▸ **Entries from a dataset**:

^^^^

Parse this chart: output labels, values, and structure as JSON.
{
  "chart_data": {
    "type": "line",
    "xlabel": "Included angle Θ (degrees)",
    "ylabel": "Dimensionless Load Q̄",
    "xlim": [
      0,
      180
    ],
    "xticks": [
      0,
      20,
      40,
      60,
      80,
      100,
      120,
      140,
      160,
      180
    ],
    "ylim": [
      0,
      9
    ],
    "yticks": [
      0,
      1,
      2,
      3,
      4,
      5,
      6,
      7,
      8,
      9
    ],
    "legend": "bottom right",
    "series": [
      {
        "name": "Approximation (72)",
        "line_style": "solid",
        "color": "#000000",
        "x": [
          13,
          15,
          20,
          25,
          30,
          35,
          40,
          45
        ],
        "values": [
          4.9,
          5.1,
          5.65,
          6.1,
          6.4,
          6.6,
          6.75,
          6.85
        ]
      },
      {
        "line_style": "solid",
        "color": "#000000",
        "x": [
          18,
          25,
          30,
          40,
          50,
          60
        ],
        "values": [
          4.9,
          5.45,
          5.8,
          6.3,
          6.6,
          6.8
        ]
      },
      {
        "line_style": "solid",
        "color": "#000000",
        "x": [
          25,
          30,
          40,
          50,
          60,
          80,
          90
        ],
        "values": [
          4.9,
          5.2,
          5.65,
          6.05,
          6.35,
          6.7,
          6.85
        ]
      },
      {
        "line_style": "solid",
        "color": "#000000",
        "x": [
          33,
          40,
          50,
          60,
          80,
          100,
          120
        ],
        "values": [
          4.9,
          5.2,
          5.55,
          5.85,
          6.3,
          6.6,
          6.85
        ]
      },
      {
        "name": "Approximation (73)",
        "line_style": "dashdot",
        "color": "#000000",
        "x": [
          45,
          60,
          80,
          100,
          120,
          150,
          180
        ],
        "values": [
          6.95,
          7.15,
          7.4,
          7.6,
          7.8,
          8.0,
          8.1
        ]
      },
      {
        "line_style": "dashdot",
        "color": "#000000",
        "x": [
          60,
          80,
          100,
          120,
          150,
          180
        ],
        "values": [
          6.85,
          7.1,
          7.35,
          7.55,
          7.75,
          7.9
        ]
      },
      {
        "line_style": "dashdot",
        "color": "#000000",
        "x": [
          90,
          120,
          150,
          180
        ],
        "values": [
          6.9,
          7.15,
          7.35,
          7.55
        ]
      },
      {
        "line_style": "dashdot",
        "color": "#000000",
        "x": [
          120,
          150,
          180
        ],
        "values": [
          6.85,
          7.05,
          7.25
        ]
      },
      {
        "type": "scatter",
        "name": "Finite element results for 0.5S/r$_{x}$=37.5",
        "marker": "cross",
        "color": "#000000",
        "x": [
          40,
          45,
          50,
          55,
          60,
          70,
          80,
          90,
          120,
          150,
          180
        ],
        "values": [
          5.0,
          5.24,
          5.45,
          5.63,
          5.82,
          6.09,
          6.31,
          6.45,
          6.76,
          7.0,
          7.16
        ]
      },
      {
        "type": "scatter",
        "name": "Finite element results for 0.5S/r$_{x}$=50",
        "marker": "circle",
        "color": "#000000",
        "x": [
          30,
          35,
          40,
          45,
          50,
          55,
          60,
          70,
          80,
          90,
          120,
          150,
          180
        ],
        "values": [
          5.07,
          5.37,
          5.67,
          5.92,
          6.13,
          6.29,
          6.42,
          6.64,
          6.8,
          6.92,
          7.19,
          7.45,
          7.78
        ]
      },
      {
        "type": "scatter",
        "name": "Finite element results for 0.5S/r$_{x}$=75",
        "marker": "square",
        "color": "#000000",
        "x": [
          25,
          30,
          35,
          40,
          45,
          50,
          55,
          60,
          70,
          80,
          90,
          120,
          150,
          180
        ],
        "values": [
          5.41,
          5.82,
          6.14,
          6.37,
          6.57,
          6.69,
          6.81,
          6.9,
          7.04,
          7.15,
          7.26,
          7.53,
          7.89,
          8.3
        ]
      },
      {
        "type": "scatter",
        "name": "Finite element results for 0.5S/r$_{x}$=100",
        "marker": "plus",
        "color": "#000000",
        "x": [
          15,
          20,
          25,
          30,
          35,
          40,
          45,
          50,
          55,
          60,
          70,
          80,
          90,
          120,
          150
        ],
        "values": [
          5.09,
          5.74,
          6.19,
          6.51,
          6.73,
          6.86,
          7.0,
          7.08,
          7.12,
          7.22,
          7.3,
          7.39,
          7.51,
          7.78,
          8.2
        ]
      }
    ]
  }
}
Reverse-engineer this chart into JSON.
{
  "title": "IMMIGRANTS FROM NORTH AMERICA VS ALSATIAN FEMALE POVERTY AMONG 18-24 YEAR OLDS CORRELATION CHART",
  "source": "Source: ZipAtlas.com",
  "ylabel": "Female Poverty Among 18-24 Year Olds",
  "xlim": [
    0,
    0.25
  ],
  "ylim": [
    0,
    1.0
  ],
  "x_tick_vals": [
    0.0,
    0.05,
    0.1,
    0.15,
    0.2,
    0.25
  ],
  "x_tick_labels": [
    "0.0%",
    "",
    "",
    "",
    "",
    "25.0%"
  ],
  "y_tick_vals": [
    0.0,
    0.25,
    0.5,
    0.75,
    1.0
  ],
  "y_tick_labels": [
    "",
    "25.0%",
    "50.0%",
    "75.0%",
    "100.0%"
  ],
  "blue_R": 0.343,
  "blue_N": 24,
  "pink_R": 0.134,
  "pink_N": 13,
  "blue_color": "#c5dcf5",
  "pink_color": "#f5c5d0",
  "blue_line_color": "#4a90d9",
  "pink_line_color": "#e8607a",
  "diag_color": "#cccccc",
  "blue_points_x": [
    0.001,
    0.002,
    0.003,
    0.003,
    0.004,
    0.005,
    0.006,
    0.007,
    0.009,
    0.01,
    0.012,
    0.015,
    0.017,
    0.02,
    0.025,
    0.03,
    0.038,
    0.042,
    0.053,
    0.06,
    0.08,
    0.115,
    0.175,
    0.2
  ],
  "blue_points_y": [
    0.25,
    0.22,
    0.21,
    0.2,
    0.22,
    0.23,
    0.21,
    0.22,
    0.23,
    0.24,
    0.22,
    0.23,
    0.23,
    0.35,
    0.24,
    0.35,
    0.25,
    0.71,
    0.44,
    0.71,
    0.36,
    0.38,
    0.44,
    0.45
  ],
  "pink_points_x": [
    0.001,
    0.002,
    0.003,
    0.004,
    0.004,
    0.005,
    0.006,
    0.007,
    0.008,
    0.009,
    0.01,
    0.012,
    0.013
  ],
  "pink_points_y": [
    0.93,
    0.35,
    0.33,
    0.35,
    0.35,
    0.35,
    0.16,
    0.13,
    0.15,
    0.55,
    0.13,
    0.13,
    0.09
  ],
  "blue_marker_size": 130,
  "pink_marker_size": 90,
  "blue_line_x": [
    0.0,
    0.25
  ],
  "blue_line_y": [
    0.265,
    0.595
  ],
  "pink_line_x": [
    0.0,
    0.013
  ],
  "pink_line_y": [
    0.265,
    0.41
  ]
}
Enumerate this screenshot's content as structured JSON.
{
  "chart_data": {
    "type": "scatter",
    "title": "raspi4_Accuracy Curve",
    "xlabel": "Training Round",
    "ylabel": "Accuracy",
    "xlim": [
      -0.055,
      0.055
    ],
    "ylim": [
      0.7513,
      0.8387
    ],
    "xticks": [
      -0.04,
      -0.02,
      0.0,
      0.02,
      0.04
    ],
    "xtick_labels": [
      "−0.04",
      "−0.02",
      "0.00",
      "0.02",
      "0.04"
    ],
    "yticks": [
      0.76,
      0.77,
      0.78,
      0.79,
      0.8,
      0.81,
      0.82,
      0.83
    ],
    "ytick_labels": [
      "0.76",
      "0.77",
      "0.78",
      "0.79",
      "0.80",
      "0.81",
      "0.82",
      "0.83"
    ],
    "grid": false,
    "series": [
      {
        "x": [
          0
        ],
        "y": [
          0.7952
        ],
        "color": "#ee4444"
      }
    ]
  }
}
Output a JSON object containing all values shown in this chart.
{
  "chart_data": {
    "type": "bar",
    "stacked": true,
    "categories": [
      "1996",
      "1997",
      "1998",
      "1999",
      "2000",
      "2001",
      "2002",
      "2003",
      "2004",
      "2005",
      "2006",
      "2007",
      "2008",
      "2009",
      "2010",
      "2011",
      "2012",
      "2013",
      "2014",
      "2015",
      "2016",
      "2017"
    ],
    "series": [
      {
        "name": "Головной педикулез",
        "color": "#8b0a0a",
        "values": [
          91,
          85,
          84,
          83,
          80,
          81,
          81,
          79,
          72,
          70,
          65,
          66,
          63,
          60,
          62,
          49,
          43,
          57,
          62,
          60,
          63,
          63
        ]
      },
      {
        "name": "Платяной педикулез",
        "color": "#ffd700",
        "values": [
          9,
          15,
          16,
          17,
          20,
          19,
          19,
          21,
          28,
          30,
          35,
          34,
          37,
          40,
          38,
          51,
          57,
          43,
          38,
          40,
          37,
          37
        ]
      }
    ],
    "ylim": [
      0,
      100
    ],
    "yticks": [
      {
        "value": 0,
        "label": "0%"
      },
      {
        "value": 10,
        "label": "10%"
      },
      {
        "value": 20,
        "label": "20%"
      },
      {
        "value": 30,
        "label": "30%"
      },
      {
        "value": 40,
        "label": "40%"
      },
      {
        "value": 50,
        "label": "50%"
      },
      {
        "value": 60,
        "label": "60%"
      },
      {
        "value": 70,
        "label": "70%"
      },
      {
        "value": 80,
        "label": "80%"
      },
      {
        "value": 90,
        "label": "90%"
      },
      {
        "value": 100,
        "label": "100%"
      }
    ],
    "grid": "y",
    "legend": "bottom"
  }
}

^^^^

▸ **Requirements**: Select every line where the word "xlabel" occurs.

▸ **Task solution**:
    "xlabel": "Included angle Θ (degrees)",
    "xlabel": "Training Round",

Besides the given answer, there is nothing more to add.